[Available data]

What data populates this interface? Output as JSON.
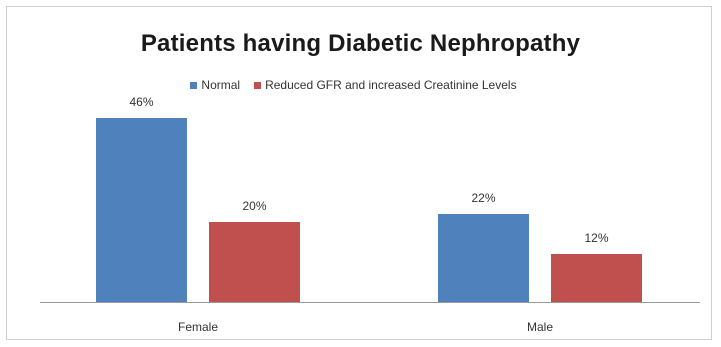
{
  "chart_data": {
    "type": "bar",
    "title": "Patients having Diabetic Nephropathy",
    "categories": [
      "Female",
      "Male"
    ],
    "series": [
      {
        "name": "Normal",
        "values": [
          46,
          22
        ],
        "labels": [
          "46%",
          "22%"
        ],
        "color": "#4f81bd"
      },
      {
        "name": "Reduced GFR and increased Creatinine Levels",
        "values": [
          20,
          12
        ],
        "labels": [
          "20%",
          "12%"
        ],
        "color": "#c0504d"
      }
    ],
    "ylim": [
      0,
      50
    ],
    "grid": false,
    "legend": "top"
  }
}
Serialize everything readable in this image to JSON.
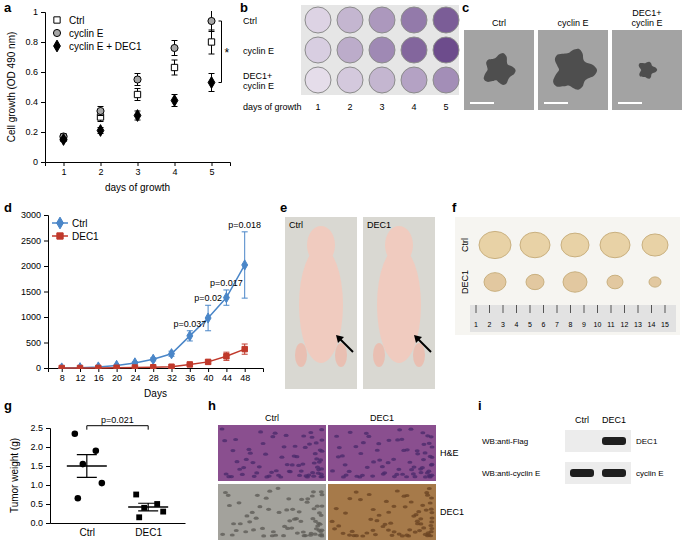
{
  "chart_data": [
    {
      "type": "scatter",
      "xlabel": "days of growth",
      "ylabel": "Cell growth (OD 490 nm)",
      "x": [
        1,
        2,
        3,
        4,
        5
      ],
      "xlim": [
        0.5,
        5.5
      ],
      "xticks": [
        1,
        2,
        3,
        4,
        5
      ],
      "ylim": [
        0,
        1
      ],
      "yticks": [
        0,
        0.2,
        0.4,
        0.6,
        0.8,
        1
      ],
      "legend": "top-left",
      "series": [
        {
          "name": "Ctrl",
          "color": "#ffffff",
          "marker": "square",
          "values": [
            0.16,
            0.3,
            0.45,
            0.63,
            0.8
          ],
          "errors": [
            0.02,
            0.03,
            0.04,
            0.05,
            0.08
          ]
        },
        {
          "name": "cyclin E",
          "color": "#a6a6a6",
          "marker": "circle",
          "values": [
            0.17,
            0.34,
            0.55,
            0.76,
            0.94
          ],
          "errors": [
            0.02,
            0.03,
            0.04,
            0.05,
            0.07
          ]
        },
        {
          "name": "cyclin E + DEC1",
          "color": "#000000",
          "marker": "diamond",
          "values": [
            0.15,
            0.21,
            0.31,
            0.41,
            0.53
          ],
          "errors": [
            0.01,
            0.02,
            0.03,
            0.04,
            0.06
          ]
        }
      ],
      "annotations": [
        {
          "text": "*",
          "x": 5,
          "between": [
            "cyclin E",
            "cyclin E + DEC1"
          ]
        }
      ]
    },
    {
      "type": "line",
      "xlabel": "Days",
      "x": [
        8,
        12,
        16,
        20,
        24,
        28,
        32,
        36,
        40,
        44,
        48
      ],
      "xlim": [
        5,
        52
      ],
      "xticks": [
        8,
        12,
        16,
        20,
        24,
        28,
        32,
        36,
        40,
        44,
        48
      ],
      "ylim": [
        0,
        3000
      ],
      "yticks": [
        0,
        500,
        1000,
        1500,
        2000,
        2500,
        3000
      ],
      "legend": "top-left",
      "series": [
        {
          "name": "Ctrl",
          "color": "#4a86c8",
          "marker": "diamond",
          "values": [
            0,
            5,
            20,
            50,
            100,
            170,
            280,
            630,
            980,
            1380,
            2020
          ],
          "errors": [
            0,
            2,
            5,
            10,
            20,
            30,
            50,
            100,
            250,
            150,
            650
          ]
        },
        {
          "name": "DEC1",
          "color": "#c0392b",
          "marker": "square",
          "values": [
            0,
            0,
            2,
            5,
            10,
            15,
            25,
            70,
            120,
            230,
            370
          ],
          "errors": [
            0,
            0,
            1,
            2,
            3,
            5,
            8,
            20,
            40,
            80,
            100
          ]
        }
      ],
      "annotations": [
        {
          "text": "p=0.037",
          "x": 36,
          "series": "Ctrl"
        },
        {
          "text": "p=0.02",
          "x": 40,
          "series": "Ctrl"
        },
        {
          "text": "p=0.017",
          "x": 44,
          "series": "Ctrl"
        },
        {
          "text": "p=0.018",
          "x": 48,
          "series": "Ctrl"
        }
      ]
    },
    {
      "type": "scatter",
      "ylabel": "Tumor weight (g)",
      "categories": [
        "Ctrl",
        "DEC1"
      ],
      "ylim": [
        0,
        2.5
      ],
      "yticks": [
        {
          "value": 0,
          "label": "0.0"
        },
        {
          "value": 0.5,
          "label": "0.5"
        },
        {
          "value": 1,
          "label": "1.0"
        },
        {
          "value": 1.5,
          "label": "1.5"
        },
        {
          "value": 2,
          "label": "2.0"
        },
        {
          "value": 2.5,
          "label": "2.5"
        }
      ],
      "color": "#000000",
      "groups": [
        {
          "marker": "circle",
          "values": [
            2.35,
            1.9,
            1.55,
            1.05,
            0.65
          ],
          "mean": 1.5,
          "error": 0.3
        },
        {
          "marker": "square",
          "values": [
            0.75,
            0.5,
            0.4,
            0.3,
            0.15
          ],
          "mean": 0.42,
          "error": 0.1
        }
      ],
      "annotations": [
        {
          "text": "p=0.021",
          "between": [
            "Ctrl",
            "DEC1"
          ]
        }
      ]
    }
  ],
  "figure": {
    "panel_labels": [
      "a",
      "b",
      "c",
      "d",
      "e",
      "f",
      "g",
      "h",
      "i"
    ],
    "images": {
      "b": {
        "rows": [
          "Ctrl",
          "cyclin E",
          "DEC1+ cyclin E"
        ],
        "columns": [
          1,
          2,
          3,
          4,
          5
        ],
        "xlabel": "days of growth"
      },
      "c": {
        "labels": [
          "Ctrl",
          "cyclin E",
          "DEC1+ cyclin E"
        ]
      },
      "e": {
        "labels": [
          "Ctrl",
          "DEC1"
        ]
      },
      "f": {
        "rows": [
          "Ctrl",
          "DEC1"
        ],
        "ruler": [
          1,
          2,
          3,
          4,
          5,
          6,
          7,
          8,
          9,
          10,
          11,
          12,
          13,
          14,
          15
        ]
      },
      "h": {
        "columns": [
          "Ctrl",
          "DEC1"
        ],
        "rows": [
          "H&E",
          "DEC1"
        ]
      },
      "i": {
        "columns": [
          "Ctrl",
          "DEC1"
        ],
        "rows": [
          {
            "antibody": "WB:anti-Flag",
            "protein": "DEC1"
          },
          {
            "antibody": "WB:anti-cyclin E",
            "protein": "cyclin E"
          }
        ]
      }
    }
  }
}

[/Available data]

_Required action_: Nothing but the records, restated word for word and stripped of images, belongs in the answer.

_Answer_:
What data populates this interface? Output as JSON.
{
  "chart_data": {
    "type": "bar",
    "title": "Patients having Diabetic Nephropathy",
    "categories": [
      "Female",
      "Male"
    ],
    "series": [
      {
        "name": "Normal",
        "values": [
          46,
          22
        ],
        "labels": [
          "46%",
          "22%"
        ],
        "color": "#4f81bd"
      },
      {
        "name": "Reduced GFR and increased Creatinine Levels",
        "values": [
          20,
          12
        ],
        "labels": [
          "20%",
          "12%"
        ],
        "color": "#c0504d"
      }
    ],
    "ylim": [
      0,
      50
    ],
    "grid": false,
    "legend": "top"
  }
}
Serialize everything readable in this image to JSON.
{
  "chart_data": [
    {
      "type": "scatter",
      "xlabel": "days of growth",
      "ylabel": "Cell growth (OD 490 nm)",
      "x": [
        1,
        2,
        3,
        4,
        5
      ],
      "xlim": [
        0.5,
        5.5
      ],
      "xticks": [
        1,
        2,
        3,
        4,
        5
      ],
      "ylim": [
        0,
        1
      ],
      "yticks": [
        0,
        0.2,
        0.4,
        0.6,
        0.8,
        1
      ],
      "legend": "top-left",
      "series": [
        {
          "name": "Ctrl",
          "color": "#ffffff",
          "marker": "square",
          "values": [
            0.16,
            0.3,
            0.45,
            0.63,
            0.8
          ],
          "errors": [
            0.02,
            0.03,
            0.04,
            0.05,
            0.08
          ]
        },
        {
          "name": "cyclin E",
          "color": "#a6a6a6",
          "marker": "circle",
          "values": [
            0.17,
            0.34,
            0.55,
            0.76,
            0.94
          ],
          "errors": [
            0.02,
            0.03,
            0.04,
            0.05,
            0.07
          ]
        },
        {
          "name": "cyclin E + DEC1",
          "color": "#000000",
          "marker": "diamond",
          "values": [
            0.15,
            0.21,
            0.31,
            0.41,
            0.53
          ],
          "errors": [
            0.01,
            0.02,
            0.03,
            0.04,
            0.06
          ]
        }
      ],
      "annotations": [
        {
          "text": "*",
          "x": 5,
          "between": [
            "cyclin E",
            "cyclin E + DEC1"
          ]
        }
      ]
    },
    {
      "type": "line",
      "xlabel": "Days",
      "x": [
        8,
        12,
        16,
        20,
        24,
        28,
        32,
        36,
        40,
        44,
        48
      ],
      "xlim": [
        5,
        52
      ],
      "xticks": [
        8,
        12,
        16,
        20,
        24,
        28,
        32,
        36,
        40,
        44,
        48
      ],
      "ylim": [
        0,
        3000
      ],
      "yticks": [
        0,
        500,
        1000,
        1500,
        2000,
        2500,
        3000
      ],
      "legend": "top-left",
      "series": [
        {
          "name": "Ctrl",
          "color": "#4a86c8",
          "marker": "diamond",
          "values": [
            0,
            5,
            20,
            50,
            100,
            170,
            280,
            630,
            980,
            1380,
            2020
          ],
          "errors": [
            0,
            2,
            5,
            10,
            20,
            30,
            50,
            100,
            250,
            150,
            650
          ]
        },
        {
          "name": "DEC1",
          "color": "#c0392b",
          "marker": "square",
          "values": [
            0,
            0,
            2,
            5,
            10,
            15,
            25,
            70,
            120,
            230,
            370
          ],
          "errors": [
            0,
            0,
            1,
            2,
            3,
            5,
            8,
            20,
            40,
            80,
            100
          ]
        }
      ],
      "annotations": [
        {
          "text": "p=0.037",
          "x": 36,
          "series": "Ctrl"
        },
        {
          "text": "p=0.02",
          "x": 40,
          "series": "Ctrl"
        },
        {
          "text": "p=0.017",
          "x": 44,
          "series": "Ctrl"
        },
        {
          "text": "p=0.018",
          "x": 48,
          "series": "Ctrl"
        }
      ]
    },
    {
      "type": "scatter",
      "ylabel": "Tumor weight (g)",
      "categories": [
        "Ctrl",
        "DEC1"
      ],
      "ylim": [
        0,
        2.5
      ],
      "yticks": [
        {
          "value": 0,
          "label": "0.0"
        },
        {
          "value": 0.5,
          "label": "0.5"
        },
        {
          "value": 1,
          "label": "1.0"
        },
        {
          "value": 1.5,
          "label": "1.5"
        },
        {
          "value": 2,
          "label": "2.0"
        },
        {
          "value": 2.5,
          "label": "2.5"
        }
      ],
      "color": "#000000",
      "groups": [
        {
          "marker": "circle",
          "values": [
            2.35,
            1.9,
            1.55,
            1.05,
            0.65
          ],
          "mean": 1.5,
          "error": 0.3
        },
        {
          "marker": "square",
          "values": [
            0.75,
            0.5,
            0.4,
            0.3,
            0.15
          ],
          "mean": 0.42,
          "error": 0.1
        }
      ],
      "annotations": [
        {
          "text": "p=0.021",
          "between": [
            "Ctrl",
            "DEC1"
          ]
        }
      ]
    }
  ],
  "figure": {
    "panel_labels": [
      "a",
      "b",
      "c",
      "d",
      "e",
      "f",
      "g",
      "h",
      "i"
    ],
    "images": {
      "b": {
        "rows": [
          "Ctrl",
          "cyclin E",
          "DEC1+ cyclin E"
        ],
        "columns": [
          1,
          2,
          3,
          4,
          5
        ],
        "xlabel": "days of growth"
      },
      "c": {
        "labels": [
          "Ctrl",
          "cyclin E",
          "DEC1+ cyclin E"
        ]
      },
      "e": {
        "labels": [
          "Ctrl",
          "DEC1"
        ]
      },
      "f": {
        "rows": [
          "Ctrl",
          "DEC1"
        ],
        "ruler": [
          1,
          2,
          3,
          4,
          5,
          6,
          7,
          8,
          9,
          10,
          11,
          12,
          13,
          14,
          15
        ]
      },
      "h": {
        "columns": [
          "Ctrl",
          "DEC1"
        ],
        "rows": [
          "H&E",
          "DEC1"
        ]
      },
      "i": {
        "columns": [
          "Ctrl",
          "DEC1"
        ],
        "rows": [
          {
            "antibody": "WB:anti-Flag",
            "protein": "DEC1"
          },
          {
            "antibody": "WB:anti-cyclin E",
            "protein": "cyclin E"
          }
        ]
      }
    }
  }
}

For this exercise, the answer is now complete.